WHAT NEEDS TO BE DONE
Show all lines from the data that include the word "帆影点点的江面上波光粼粼".

RECORDS SUPPLIED
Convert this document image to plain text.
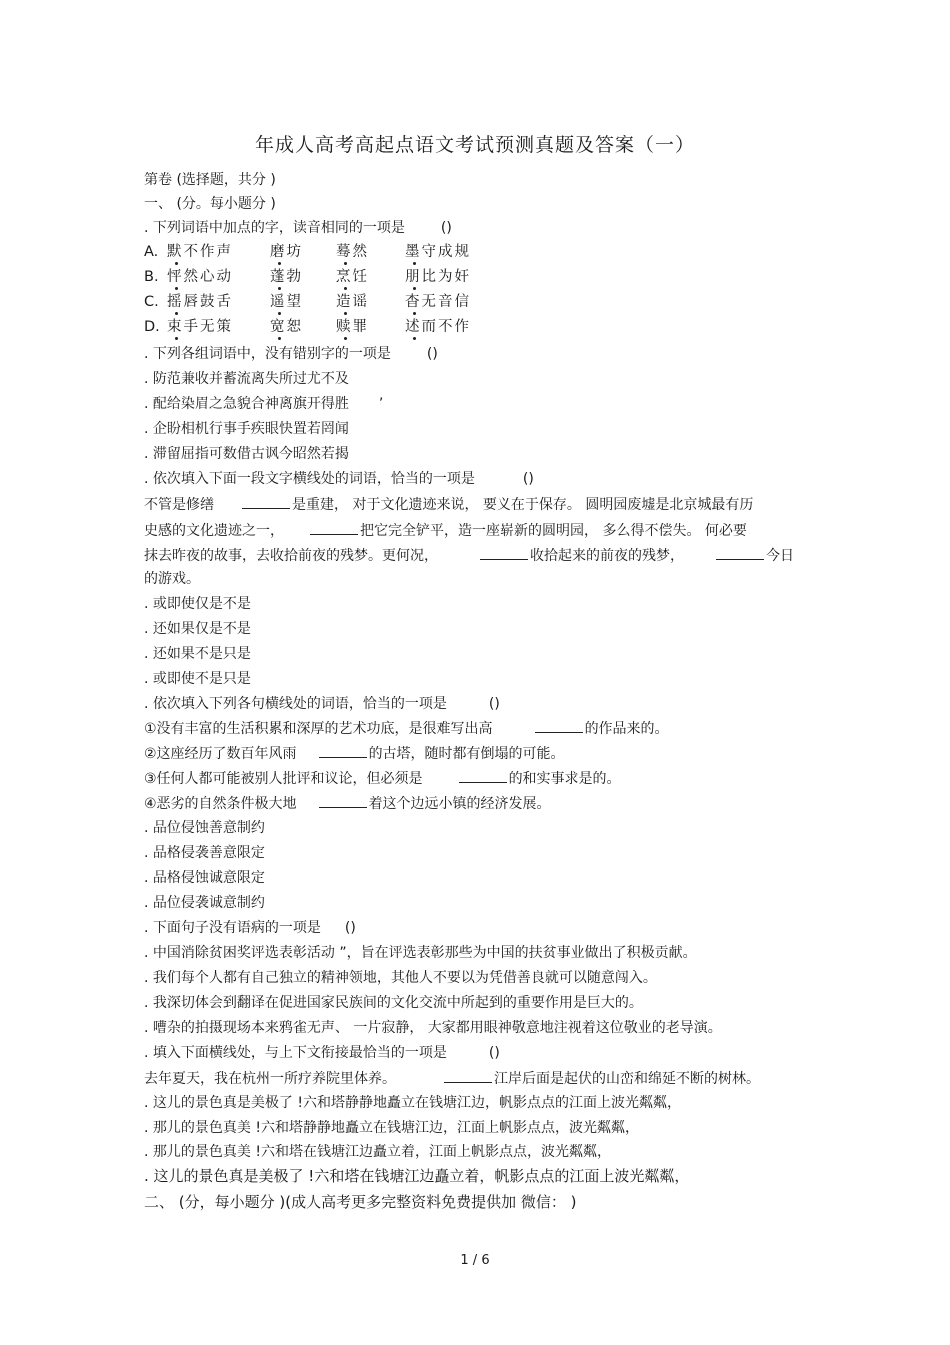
年成人高考高起点语文考试预测真题及答案（一）
第卷 (选择题，共分 )
一、 (分。每小题分 )
. 下列词语中加点的字，读音相同的一项是	()
A. 默不作声	磨坊 蓦然 墨守成规
B. 怦然心动	蓬勃 烹饪 朋比为奸
C. 摇唇鼓舌	遥望 造谣 杳无音信
D. 束手无策	宽恕 赎罪 述而不作
. 下列各组词语中，没有错别字的一项是	()
. 防范兼收并蓄流离失所过尤不及
. 配给染眉之急貌合神离旗开得胜 ’
. 企盼相机行事手疾眼快置若罔闻
. 滞留屈指可数借古讽今昭然若揭
. 依次填入下面一段文字横线处的词语，恰当的一项是	()
不管是修缮	是重建， 对于文化遗迹来说， 要义在于保存。 圆明园废墟是北京城最有历
史感的文化遗迹之一，	把它完全铲平，造一座崭新的圆明园， 多么得不偿失。 何必要
抹去昨夜的故事，去收拾前夜的残梦。更何况，	收拾起来的前夜的残梦，	今日
的游戏。
. 或即使仅是不是
. 还如果仅是不是
. 还如果不是只是
. 或即使不是只是
. 依次填入下列各句横线处的词语，恰当的一项是	()
①没有丰富的生活积累和深厚的艺术功底，是很难写出高	的作品来的。
②这座经历了数百年风雨	的古塔，随时都有倒塌的可能。
③任何人都可能被别人批评和议论，但必须是	的和实事求是的。
④恶劣的自然条件极大地	着这个边远小镇的经济发展。
. 品位侵蚀善意制约
. 品格侵袭善意限定
. 品格侵蚀诚意限定
. 品位侵袭诚意制约
. 下面句子没有语病的一项是 ()
. 中国消除贫困奖评选表彰活动 ”，旨在评选表彰那些为中国的扶贫事业做出了积极贡献。
. 我们每个人都有自己独立的精神领地，其他人不要以为凭借善良就可以随意闯入。
. 我深切体会到翻译在促进国家民族间的文化交流中所起到的重要作用是巨大的。
. 嘈杂的拍摄现场本来鸦雀无声、 一片寂静， 大家都用眼神敬意地注视着这位敬业的老导演。
. 填入下面横线处，与上下文衔接最恰当的一项是	()
去年夏天，我在杭州一所疗养院里体养。	江岸后面是起伏的山峦和绵延不断的树林。
. 这儿的景色真是美极了 !六和塔静静地矗立在钱塘江边，帆影点点的江面上波光粼粼，
. 那儿的景色真美 !六和塔静静地矗立在钱塘江边，江面上帆影点点，波光粼粼，
. 那儿的景色真美 !六和塔在钱塘江边矗立着，江面上帆影点点，波光粼粼，
. 这儿的景色真是美极了 !六和塔在钱塘江边矗立着，帆影点点的江面上波光粼粼，
二、 (分，每小题分 )(成人高考更多完整资料免费提供加 微信： )
1 / 6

RESULT BELOW
. 这儿的景色真是美极了 !六和塔静静地矗立在钱塘江边，帆影点点的江面上波光粼粼，
. 这儿的景色真是美极了 !六和塔在钱塘江边矗立着，帆影点点的江面上波光粼粼，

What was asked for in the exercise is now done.